Data supplied ->
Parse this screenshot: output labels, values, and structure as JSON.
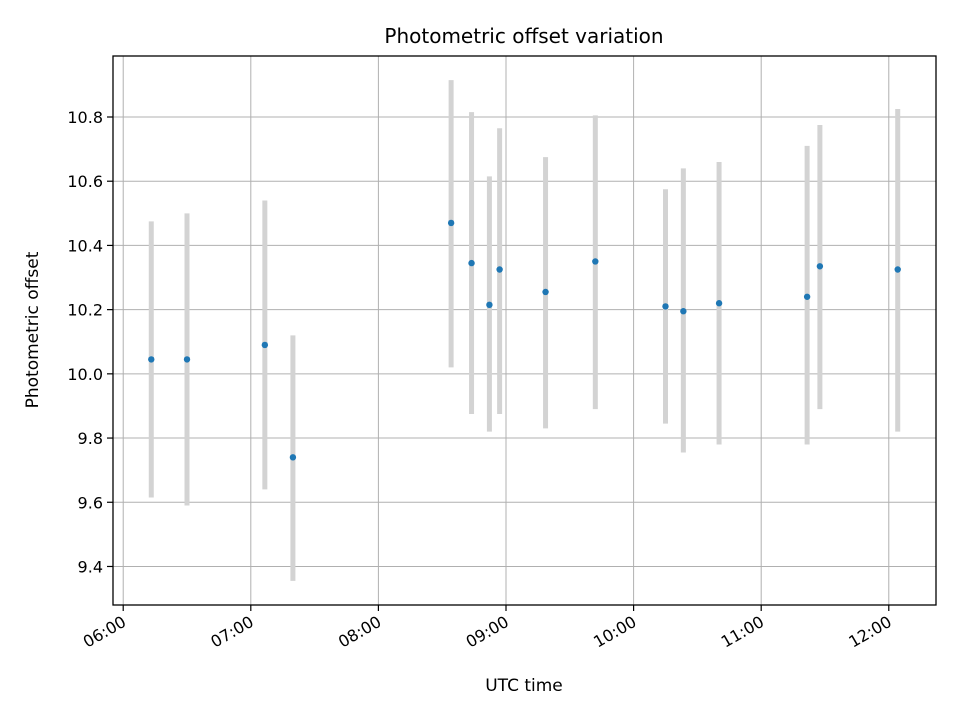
{
  "chart_data": {
    "type": "scatter",
    "title": "Photometric offset variation",
    "xlabel": "UTC time",
    "ylabel": "Photometric offset",
    "x_tick_labels": [
      "06:00",
      "07:00",
      "08:00",
      "09:00",
      "10:00",
      "11:00",
      "12:00"
    ],
    "x_tick_hours": [
      6,
      7,
      8,
      9,
      10,
      11,
      12
    ],
    "y_ticks": [
      9.4,
      9.6,
      9.8,
      10.0,
      10.2,
      10.4,
      10.6,
      10.8
    ],
    "y_tick_labels": [
      "9.4",
      "9.6",
      "9.8",
      "10.0",
      "10.2",
      "10.4",
      "10.6",
      "10.8"
    ],
    "xlim_hours": [
      5.92,
      12.37
    ],
    "ylim": [
      9.28,
      10.99
    ],
    "grid": true,
    "point_color": "#1f77b4",
    "errorbar_color": "#d3d3d3",
    "points": [
      {
        "time": "06:13",
        "hour": 6.22,
        "y": 10.045,
        "low": 9.615,
        "high": 10.475
      },
      {
        "time": "06:30",
        "hour": 6.5,
        "y": 10.045,
        "low": 9.59,
        "high": 10.5
      },
      {
        "time": "07:06",
        "hour": 7.11,
        "y": 10.09,
        "low": 9.64,
        "high": 10.54
      },
      {
        "time": "07:20",
        "hour": 7.33,
        "y": 9.74,
        "low": 9.355,
        "high": 10.12
      },
      {
        "time": "08:34",
        "hour": 8.57,
        "y": 10.47,
        "low": 10.02,
        "high": 10.915
      },
      {
        "time": "08:44",
        "hour": 8.73,
        "y": 10.345,
        "low": 9.875,
        "high": 10.815
      },
      {
        "time": "08:52",
        "hour": 8.87,
        "y": 10.215,
        "low": 9.82,
        "high": 10.615
      },
      {
        "time": "08:57",
        "hour": 8.95,
        "y": 10.325,
        "low": 9.875,
        "high": 10.765
      },
      {
        "time": "09:18",
        "hour": 9.31,
        "y": 10.255,
        "low": 9.83,
        "high": 10.675
      },
      {
        "time": "09:42",
        "hour": 9.7,
        "y": 10.35,
        "low": 9.89,
        "high": 10.805
      },
      {
        "time": "10:15",
        "hour": 10.25,
        "y": 10.21,
        "low": 9.845,
        "high": 10.575
      },
      {
        "time": "10:23",
        "hour": 10.39,
        "y": 10.195,
        "low": 9.755,
        "high": 10.64
      },
      {
        "time": "10:40",
        "hour": 10.67,
        "y": 10.22,
        "low": 9.78,
        "high": 10.66
      },
      {
        "time": "11:22",
        "hour": 11.36,
        "y": 10.24,
        "low": 9.78,
        "high": 10.71
      },
      {
        "time": "11:28",
        "hour": 11.46,
        "y": 10.335,
        "low": 9.89,
        "high": 10.775
      },
      {
        "time": "12:04",
        "hour": 12.07,
        "y": 10.325,
        "low": 9.82,
        "high": 10.825
      }
    ]
  }
}
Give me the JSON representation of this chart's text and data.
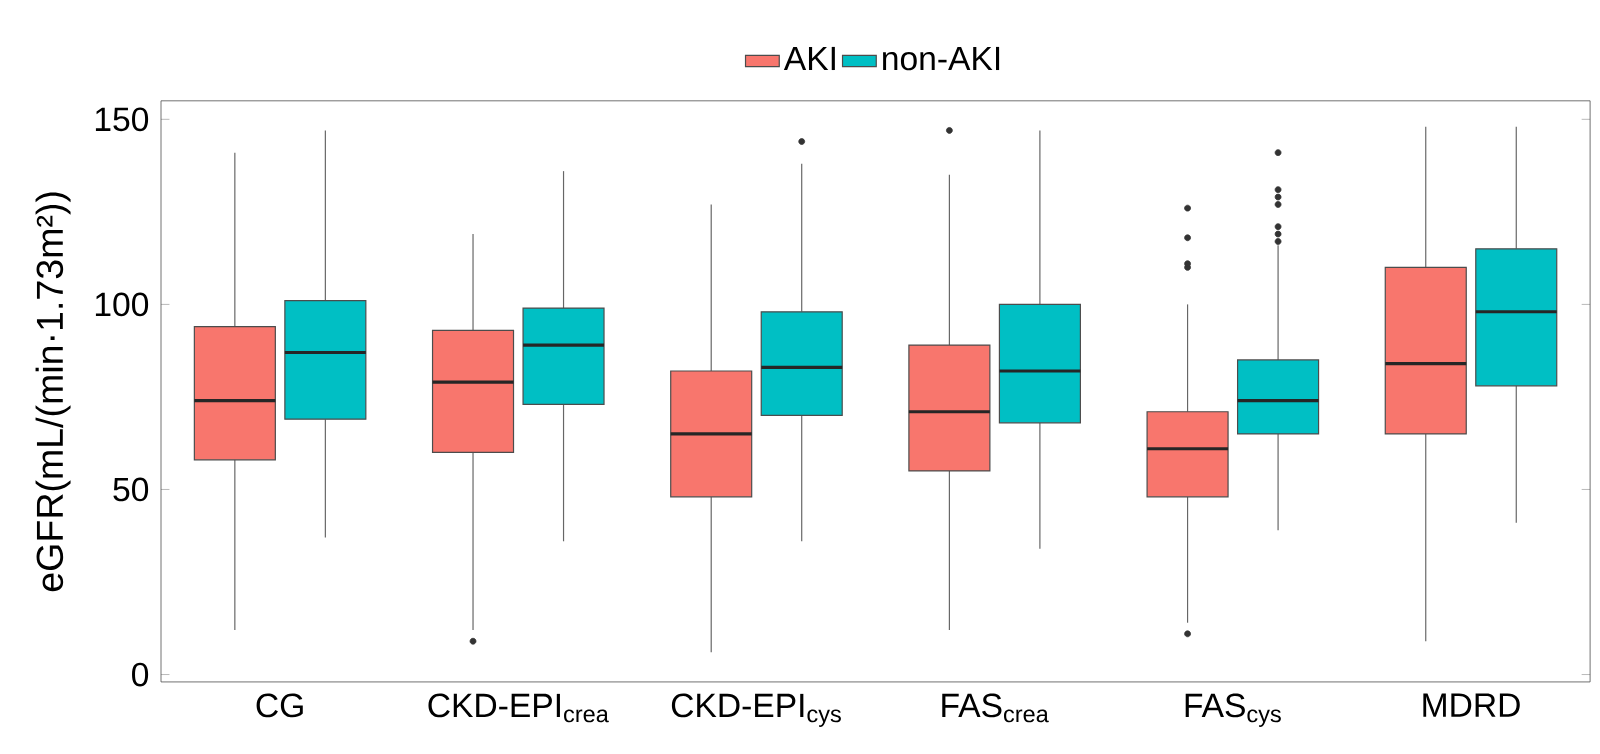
{
  "chart_data": {
    "type": "box",
    "ylabel": "eGFR(mL/(min·1.73m²))",
    "categories": [
      "CG",
      "CKD-EPI$_{crea}$",
      "CKD-EPI$_{cys}$",
      "FAS$_{crea}$",
      "FAS$_{cys}$",
      "MDRD"
    ],
    "ylim": [
      -2,
      155
    ],
    "yticks": [
      0,
      50,
      100,
      150
    ],
    "grid": false,
    "legend": "top",
    "series": [
      {
        "name": "AKI",
        "color": "#f8766d",
        "boxes": [
          {
            "low": 12,
            "q1": 58,
            "median": 74,
            "q3": 94,
            "high": 141
          },
          {
            "low": 12,
            "q1": 60,
            "median": 79,
            "q3": 93,
            "high": 119,
            "outliers": [
              9
            ]
          },
          {
            "low": 6,
            "q1": 48,
            "median": 65,
            "q3": 82,
            "high": 127
          },
          {
            "low": 12,
            "q1": 55,
            "median": 71,
            "q3": 89,
            "high": 135,
            "outliers": [
              147
            ]
          },
          {
            "low": 14,
            "q1": 48,
            "median": 61,
            "q3": 71,
            "high": 100,
            "outliers": [
              11,
              110,
              111,
              118,
              126
            ]
          },
          {
            "low": 9,
            "q1": 65,
            "median": 84,
            "q3": 110,
            "high": 148
          }
        ]
      },
      {
        "name": "non-AKI",
        "color": "#00bfc4",
        "boxes": [
          {
            "low": 37,
            "q1": 69,
            "median": 87,
            "q3": 101,
            "high": 147
          },
          {
            "low": 36,
            "q1": 73,
            "median": 89,
            "q3": 99,
            "high": 136
          },
          {
            "low": 36,
            "q1": 70,
            "median": 83,
            "q3": 98,
            "high": 138,
            "outliers": [
              144
            ]
          },
          {
            "low": 34,
            "q1": 68,
            "median": 82,
            "q3": 100,
            "high": 147
          },
          {
            "low": 39,
            "q1": 65,
            "median": 74,
            "q3": 85,
            "high": 116,
            "outliers": [
              117,
              119,
              121,
              127,
              129,
              131,
              141
            ]
          },
          {
            "low": 41,
            "q1": 78,
            "median": 98,
            "q3": 115,
            "high": 148
          }
        ]
      }
    ]
  }
}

Task brief ->
Quote all the records verbatim, dropping any pictures from your copy.

Written answer ->
Parse this screenshot: output labels, values, and structure as JSON.
{
  "chart_data": {
    "type": "scatter",
    "title": "Photometric offset variation",
    "xlabel": "UTC time",
    "ylabel": "Photometric offset",
    "x_tick_labels": [
      "06:00",
      "07:00",
      "08:00",
      "09:00",
      "10:00",
      "11:00",
      "12:00"
    ],
    "x_tick_hours": [
      6,
      7,
      8,
      9,
      10,
      11,
      12
    ],
    "y_ticks": [
      9.4,
      9.6,
      9.8,
      10.0,
      10.2,
      10.4,
      10.6,
      10.8
    ],
    "y_tick_labels": [
      "9.4",
      "9.6",
      "9.8",
      "10.0",
      "10.2",
      "10.4",
      "10.6",
      "10.8"
    ],
    "xlim_hours": [
      5.92,
      12.37
    ],
    "ylim": [
      9.28,
      10.99
    ],
    "grid": true,
    "point_color": "#1f77b4",
    "errorbar_color": "#d3d3d3",
    "points": [
      {
        "time": "06:13",
        "hour": 6.22,
        "y": 10.045,
        "low": 9.615,
        "high": 10.475
      },
      {
        "time": "06:30",
        "hour": 6.5,
        "y": 10.045,
        "low": 9.59,
        "high": 10.5
      },
      {
        "time": "07:06",
        "hour": 7.11,
        "y": 10.09,
        "low": 9.64,
        "high": 10.54
      },
      {
        "time": "07:20",
        "hour": 7.33,
        "y": 9.74,
        "low": 9.355,
        "high": 10.12
      },
      {
        "time": "08:34",
        "hour": 8.57,
        "y": 10.47,
        "low": 10.02,
        "high": 10.915
      },
      {
        "time": "08:44",
        "hour": 8.73,
        "y": 10.345,
        "low": 9.875,
        "high": 10.815
      },
      {
        "time": "08:52",
        "hour": 8.87,
        "y": 10.215,
        "low": 9.82,
        "high": 10.615
      },
      {
        "time": "08:57",
        "hour": 8.95,
        "y": 10.325,
        "low": 9.875,
        "high": 10.765
      },
      {
        "time": "09:18",
        "hour": 9.31,
        "y": 10.255,
        "low": 9.83,
        "high": 10.675
      },
      {
        "time": "09:42",
        "hour": 9.7,
        "y": 10.35,
        "low": 9.89,
        "high": 10.805
      },
      {
        "time": "10:15",
        "hour": 10.25,
        "y": 10.21,
        "low": 9.845,
        "high": 10.575
      },
      {
        "time": "10:23",
        "hour": 10.39,
        "y": 10.195,
        "low": 9.755,
        "high": 10.64
      },
      {
        "time": "10:40",
        "hour": 10.67,
        "y": 10.22,
        "low": 9.78,
        "high": 10.66
      },
      {
        "time": "11:22",
        "hour": 11.36,
        "y": 10.24,
        "low": 9.78,
        "high": 10.71
      },
      {
        "time": "11:28",
        "hour": 11.46,
        "y": 10.335,
        "low": 9.89,
        "high": 10.775
      },
      {
        "time": "12:04",
        "hour": 12.07,
        "y": 10.325,
        "low": 9.82,
        "high": 10.825
      }
    ]
  }
}
Give me the JSON representation of this chart's text and data.
{
  "chart_data": {
    "type": "box",
    "ylabel": "eGFR(mL/(min·1.73m²))",
    "categories": [
      "CG",
      "CKD-EPI$_{crea}$",
      "CKD-EPI$_{cys}$",
      "FAS$_{crea}$",
      "FAS$_{cys}$",
      "MDRD"
    ],
    "ylim": [
      -2,
      155
    ],
    "yticks": [
      0,
      50,
      100,
      150
    ],
    "grid": false,
    "legend": "top",
    "series": [
      {
        "name": "AKI",
        "color": "#f8766d",
        "boxes": [
          {
            "low": 12,
            "q1": 58,
            "median": 74,
            "q3": 94,
            "high": 141
          },
          {
            "low": 12,
            "q1": 60,
            "median": 79,
            "q3": 93,
            "high": 119,
            "outliers": [
              9
            ]
          },
          {
            "low": 6,
            "q1": 48,
            "median": 65,
            "q3": 82,
            "high": 127
          },
          {
            "low": 12,
            "q1": 55,
            "median": 71,
            "q3": 89,
            "high": 135,
            "outliers": [
              147
            ]
          },
          {
            "low": 14,
            "q1": 48,
            "median": 61,
            "q3": 71,
            "high": 100,
            "outliers": [
              11,
              110,
              111,
              118,
              126
            ]
          },
          {
            "low": 9,
            "q1": 65,
            "median": 84,
            "q3": 110,
            "high": 148
          }
        ]
      },
      {
        "name": "non-AKI",
        "color": "#00bfc4",
        "boxes": [
          {
            "low": 37,
            "q1": 69,
            "median": 87,
            "q3": 101,
            "high": 147
          },
          {
            "low": 36,
            "q1": 73,
            "median": 89,
            "q3": 99,
            "high": 136
          },
          {
            "low": 36,
            "q1": 70,
            "median": 83,
            "q3": 98,
            "high": 138,
            "outliers": [
              144
            ]
          },
          {
            "low": 34,
            "q1": 68,
            "median": 82,
            "q3": 100,
            "high": 147
          },
          {
            "low": 39,
            "q1": 65,
            "median": 74,
            "q3": 85,
            "high": 116,
            "outliers": [
              117,
              119,
              121,
              127,
              129,
              131,
              141
            ]
          },
          {
            "low": 41,
            "q1": 78,
            "median": 98,
            "q3": 115,
            "high": 148
          }
        ]
      }
    ]
  }
}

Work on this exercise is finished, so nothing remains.